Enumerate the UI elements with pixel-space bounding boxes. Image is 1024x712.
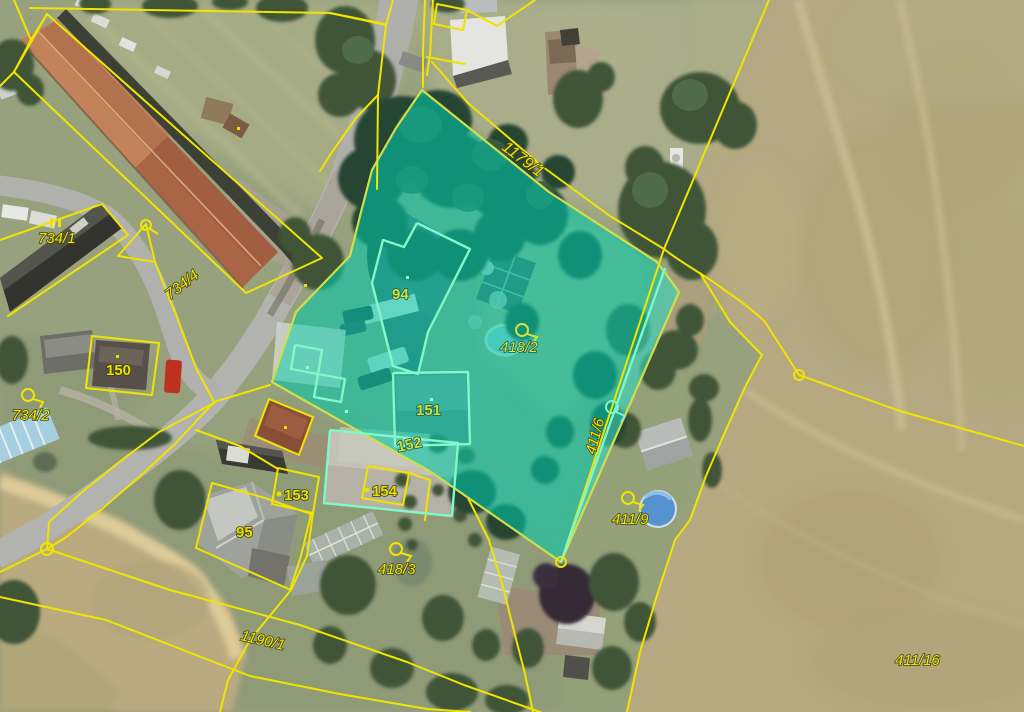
svg-text:418/2: 418/2	[500, 339, 538, 356]
svg-text:411/9: 411/9	[612, 511, 649, 528]
svg-text:418/3: 418/3	[378, 561, 416, 578]
svg-text:153: 153	[284, 487, 309, 504]
svg-text:734/1: 734/1	[38, 230, 76, 247]
svg-text:411/16: 411/16	[895, 652, 940, 669]
svg-text:150: 150	[106, 362, 131, 379]
svg-text:151: 151	[416, 402, 441, 419]
svg-text:154: 154	[372, 483, 398, 500]
svg-text:734/2: 734/2	[12, 407, 50, 424]
svg-text:94: 94	[392, 286, 409, 303]
svg-text:95: 95	[236, 524, 253, 541]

* * * *

#### PROBLEM:
Rewrite the data above, changing "Enumerate" to "List" and keeping everything else the same. Omit the pictures from your answer.

#### RESPONSE FOR THIS EXERCISE:
List the UI elements with pixel-space bounding boxes. Image is 1024x712.
svg-text:418/2: 418/2	[500, 339, 538, 356]
svg-text:411/9: 411/9	[612, 511, 649, 528]
svg-text:418/3: 418/3	[378, 561, 416, 578]
svg-text:153: 153	[284, 487, 309, 504]
svg-text:734/1: 734/1	[38, 230, 76, 247]
svg-text:411/16: 411/16	[895, 652, 940, 669]
svg-text:150: 150	[106, 362, 131, 379]
svg-text:151: 151	[416, 402, 441, 419]
svg-text:154: 154	[372, 483, 398, 500]
svg-text:734/2: 734/2	[12, 407, 50, 424]
svg-text:94: 94	[392, 286, 409, 303]
svg-text:95: 95	[236, 524, 253, 541]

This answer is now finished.